> WHAT IS NEEDED: Skip the pictures. Repeat everything else in the records word for word.

> INFORMATION SHOWN:
_ _ _ _ _ _ _

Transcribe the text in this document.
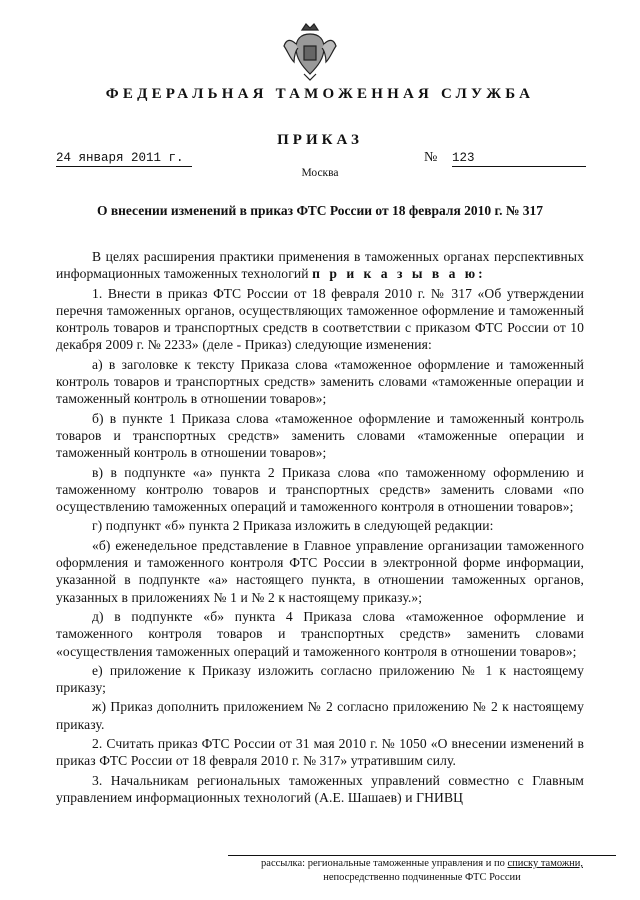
ФЕДЕРАЛЬНАЯ ТАМОЖЕННАЯ СЛУЖБА
ПРИКАЗ
24 января 2011 г.	№ 123
Москва
О внесении изменений в приказ ФТС России от 18 февраля 2010 г. № 317

В целях расширения практики применения в таможенных органах перспективных информационных таможенных технологий п р и к а з ы в а ю:

1. Внести в приказ ФТС России от 18 февраля 2010 г. № 317 «Об утверждении перечня таможенных органов, осуществляющих таможенное оформление и таможенный контроль товаров и транспортных средств в соответствии с приказом ФТС России от 10 декабря 2009 г. № 2233» (деле - Приказ) следующие изменения:

а) в заголовке к тексту Приказа слова «таможенное оформление и таможенный контроль товаров и транспортных средств» заменить словами «таможенные операции и таможенный контроль в отношении товаров»;

б) в пункте 1 Приказа слова «таможенное оформление и таможенный контроль товаров и транспортных средств» заменить словами «таможенные операции и таможенный контроль в отношении товаров»;

в) в подпункте «а» пункта 2 Приказа слова «по таможенному оформлению и таможенному контролю товаров и транспортных средств» заменить словами «по осуществлению таможенных операций и таможенного контроля в отношении товаров»;

г) подпункт «б» пункта 2 Приказа изложить в следующей редакции:

«б) еженедельное представление в Главное управление организации таможенного оформления и таможенного контроля ФТС России в электронной форме информации, указанной в подпункте «а» настоящего пункта, в отношении таможенных органов, указанных в приложениях № 1 и № 2 к настоящему приказу.»;

д) в подпункте «б» пункта 4 Приказа слова «таможенное оформление и таможенного контроля товаров и транспортных средств» заменить словами «осуществления таможенных операций и таможенного контроля в отношении товаров»;

е) приложение к Приказу изложить согласно приложению № 1 к настоящему приказу;

ж) Приказ дополнить приложением № 2 согласно приложению № 2 к настоящему приказу.

2. Считать приказ ФТС России от 31 мая 2010 г. № 1050 «О внесении изменений в приказ ФТС России от 18 февраля 2010 г. № 317» утратившим силу.

3. Начальникам региональных таможенных управлений совместно с Главным управлением информационных технологий (А.Е. Шашаев) и ГНИВЦ

рассылка: региональные таможенные управления и по списку таможни,
непосредственно подчиненные ФТС России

_ _ _ _ _ _ _

> OUTPUT OF THE TASK:
Transcribe the text in this document.
ФЕДЕРАЛЬНАЯ ТАМОЖЕННАЯ СЛУЖБА
ПРИКАЗ
24 января 2011 г.	№ 123
Москва
О внесении изменений в приказ ФТС России от 18 февраля 2010 г. № 317

В целях расширения практики применения в таможенных органах перспективных информационных таможенных технологий п р и к а з ы в а ю:

1. Внести в приказ ФТС России от 18 февраля 2010 г. № 317 «Об утверждении перечня таможенных органов, осуществляющих таможенное оформление и таможенный контроль товаров и транспортных средств в соответствии с приказом ФТС России от 10 декабря 2009 г. № 2233» (деле - Приказ) следующие изменения:

а) в заголовке к тексту Приказа слова «таможенное оформление и таможенный контроль товаров и транспортных средств» заменить словами «таможенные операции и таможенный контроль в отношении товаров»;

б) в пункте 1 Приказа слова «таможенное оформление и таможенный контроль товаров и транспортных средств» заменить словами «таможенные операции и таможенный контроль в отношении товаров»;

в) в подпункте «а» пункта 2 Приказа слова «по таможенному оформлению и таможенному контролю товаров и транспортных средств» заменить словами «по осуществлению таможенных операций и таможенного контроля в отношении товаров»;

г) подпункт «б» пункта 2 Приказа изложить в следующей редакции:

«б) еженедельное представление в Главное управление организации таможенного оформления и таможенного контроля ФТС России в электронной форме информации, указанной в подпункте «а» настоящего пункта, в отношении таможенных органов, указанных в приложениях № 1 и № 2 к настоящему приказу.»;

д) в подпункте «б» пункта 4 Приказа слова «таможенное оформление и таможенного контроля товаров и транспортных средств» заменить словами «осуществления таможенных операций и таможенного контроля в отношении товаров»;

е) приложение к Приказу изложить согласно приложению № 1 к настоящему приказу;

ж) Приказ дополнить приложением № 2 согласно приложению № 2 к настоящему приказу.

2. Считать приказ ФТС России от 31 мая 2010 г. № 1050 «О внесении изменений в приказ ФТС России от 18 февраля 2010 г. № 317» утратившим силу.

3. Начальникам региональных таможенных управлений совместно с Главным управлением информационных технологий (А.Е. Шашаев) и ГНИВЦ

рассылка: региональные таможенные управления и по списку таможни,
непосредственно подчиненные ФТС России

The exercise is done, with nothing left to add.